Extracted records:
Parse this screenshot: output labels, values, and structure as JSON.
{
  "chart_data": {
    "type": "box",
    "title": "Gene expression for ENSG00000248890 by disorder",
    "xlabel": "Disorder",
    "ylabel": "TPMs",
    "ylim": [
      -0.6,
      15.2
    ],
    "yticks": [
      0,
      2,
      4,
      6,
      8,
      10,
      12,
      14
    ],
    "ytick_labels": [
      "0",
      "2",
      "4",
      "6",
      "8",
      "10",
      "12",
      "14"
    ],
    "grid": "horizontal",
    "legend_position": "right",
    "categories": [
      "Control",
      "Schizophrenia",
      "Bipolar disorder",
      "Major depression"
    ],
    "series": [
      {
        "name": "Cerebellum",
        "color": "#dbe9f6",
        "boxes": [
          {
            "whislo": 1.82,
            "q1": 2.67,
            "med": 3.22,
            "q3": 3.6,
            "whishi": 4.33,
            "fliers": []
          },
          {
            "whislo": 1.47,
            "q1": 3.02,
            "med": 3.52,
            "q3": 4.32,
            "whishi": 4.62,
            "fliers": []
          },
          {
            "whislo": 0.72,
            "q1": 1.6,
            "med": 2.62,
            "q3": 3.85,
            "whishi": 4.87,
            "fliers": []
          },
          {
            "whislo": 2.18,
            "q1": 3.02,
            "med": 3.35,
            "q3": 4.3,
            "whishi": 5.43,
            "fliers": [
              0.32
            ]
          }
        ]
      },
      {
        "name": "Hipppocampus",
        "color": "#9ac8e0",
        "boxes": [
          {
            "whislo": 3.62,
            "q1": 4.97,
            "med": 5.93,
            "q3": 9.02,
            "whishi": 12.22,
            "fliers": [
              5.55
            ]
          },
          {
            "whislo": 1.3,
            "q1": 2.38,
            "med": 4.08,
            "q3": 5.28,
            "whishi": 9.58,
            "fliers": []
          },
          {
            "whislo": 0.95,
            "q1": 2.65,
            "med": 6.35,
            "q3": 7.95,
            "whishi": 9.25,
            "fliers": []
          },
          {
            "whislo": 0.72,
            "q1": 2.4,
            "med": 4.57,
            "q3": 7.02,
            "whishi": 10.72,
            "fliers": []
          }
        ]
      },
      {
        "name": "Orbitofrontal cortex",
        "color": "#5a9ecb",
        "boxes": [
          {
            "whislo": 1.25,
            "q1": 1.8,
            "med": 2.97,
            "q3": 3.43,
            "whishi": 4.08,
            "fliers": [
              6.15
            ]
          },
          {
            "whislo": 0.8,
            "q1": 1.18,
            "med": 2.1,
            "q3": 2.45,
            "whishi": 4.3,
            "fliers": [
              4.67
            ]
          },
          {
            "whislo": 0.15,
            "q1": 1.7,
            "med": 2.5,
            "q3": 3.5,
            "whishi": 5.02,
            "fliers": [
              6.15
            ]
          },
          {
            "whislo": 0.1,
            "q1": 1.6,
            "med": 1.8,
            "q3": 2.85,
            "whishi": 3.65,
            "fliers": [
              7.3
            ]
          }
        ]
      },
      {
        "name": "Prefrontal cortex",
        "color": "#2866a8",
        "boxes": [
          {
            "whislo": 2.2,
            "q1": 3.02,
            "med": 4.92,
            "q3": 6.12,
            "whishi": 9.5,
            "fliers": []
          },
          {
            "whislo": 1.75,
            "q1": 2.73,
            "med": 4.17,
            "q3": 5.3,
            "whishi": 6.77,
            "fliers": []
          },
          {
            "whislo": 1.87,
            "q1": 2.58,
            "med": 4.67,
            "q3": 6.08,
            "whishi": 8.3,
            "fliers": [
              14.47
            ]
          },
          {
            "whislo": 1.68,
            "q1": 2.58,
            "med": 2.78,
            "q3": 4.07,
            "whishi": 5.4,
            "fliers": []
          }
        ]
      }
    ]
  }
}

#### Set problem
Output all of the material, please, exactly as it stands.

#### Result
Parse this screenshot: output labels, values, and structure as JSON.
{
  "chart_data": {
    "type": "box",
    "title": "Gene expression for ENSG00000248890 by disorder",
    "xlabel": "Disorder",
    "ylabel": "TPMs",
    "ylim": [
      -0.6,
      15.2
    ],
    "yticks": [
      0,
      2,
      4,
      6,
      8,
      10,
      12,
      14
    ],
    "ytick_labels": [
      "0",
      "2",
      "4",
      "6",
      "8",
      "10",
      "12",
      "14"
    ],
    "grid": "horizontal",
    "legend_position": "right",
    "categories": [
      "Control",
      "Schizophrenia",
      "Bipolar disorder",
      "Major depression"
    ],
    "series": [
      {
        "name": "Cerebellum",
        "color": "#dbe9f6",
        "boxes": [
          {
            "whislo": 1.82,
            "q1": 2.67,
            "med": 3.22,
            "q3": 3.6,
            "whishi": 4.33,
            "fliers": []
          },
          {
            "whislo": 1.47,
            "q1": 3.02,
            "med": 3.52,
            "q3": 4.32,
            "whishi": 4.62,
            "fliers": []
          },
          {
            "whislo": 0.72,
            "q1": 1.6,
            "med": 2.62,
            "q3": 3.85,
            "whishi": 4.87,
            "fliers": []
          },
          {
            "whislo": 2.18,
            "q1": 3.02,
            "med": 3.35,
            "q3": 4.3,
            "whishi": 5.43,
            "fliers": [
              0.32
            ]
          }
        ]
      },
      {
        "name": "Hipppocampus",
        "color": "#9ac8e0",
        "boxes": [
          {
            "whislo": 3.62,
            "q1": 4.97,
            "med": 5.93,
            "q3": 9.02,
            "whishi": 12.22,
            "fliers": [
              5.55
            ]
          },
          {
            "whislo": 1.3,
            "q1": 2.38,
            "med": 4.08,
            "q3": 5.28,
            "whishi": 9.58,
            "fliers": []
          },
          {
            "whislo": 0.95,
            "q1": 2.65,
            "med": 6.35,
            "q3": 7.95,
            "whishi": 9.25,
            "fliers": []
          },
          {
            "whislo": 0.72,
            "q1": 2.4,
            "med": 4.57,
            "q3": 7.02,
            "whishi": 10.72,
            "fliers": []
          }
        ]
      },
      {
        "name": "Orbitofrontal cortex",
        "color": "#5a9ecb",
        "boxes": [
          {
            "whislo": 1.25,
            "q1": 1.8,
            "med": 2.97,
            "q3": 3.43,
            "whishi": 4.08,
            "fliers": [
              6.15
            ]
          },
          {
            "whislo": 0.8,
            "q1": 1.18,
            "med": 2.1,
            "q3": 2.45,
            "whishi": 4.3,
            "fliers": [
              4.67
            ]
          },
          {
            "whislo": 0.15,
            "q1": 1.7,
            "med": 2.5,
            "q3": 3.5,
            "whishi": 5.02,
            "fliers": [
              6.15
            ]
          },
          {
            "whislo": 0.1,
            "q1": 1.6,
            "med": 1.8,
            "q3": 2.85,
            "whishi": 3.65,
            "fliers": [
              7.3
            ]
          }
        ]
      },
      {
        "name": "Prefrontal cortex",
        "color": "#2866a8",
        "boxes": [
          {
            "whislo": 2.2,
            "q1": 3.02,
            "med": 4.92,
            "q3": 6.12,
            "whishi": 9.5,
            "fliers": []
          },
          {
            "whislo": 1.75,
            "q1": 2.73,
            "med": 4.17,
            "q3": 5.3,
            "whishi": 6.77,
            "fliers": []
          },
          {
            "whislo": 1.87,
            "q1": 2.58,
            "med": 4.67,
            "q3": 6.08,
            "whishi": 8.3,
            "fliers": [
              14.47
            ]
          },
          {
            "whislo": 1.68,
            "q1": 2.58,
            "med": 2.78,
            "q3": 4.07,
            "whishi": 5.4,
            "fliers": []
          }
        ]
      }
    ]
  }
}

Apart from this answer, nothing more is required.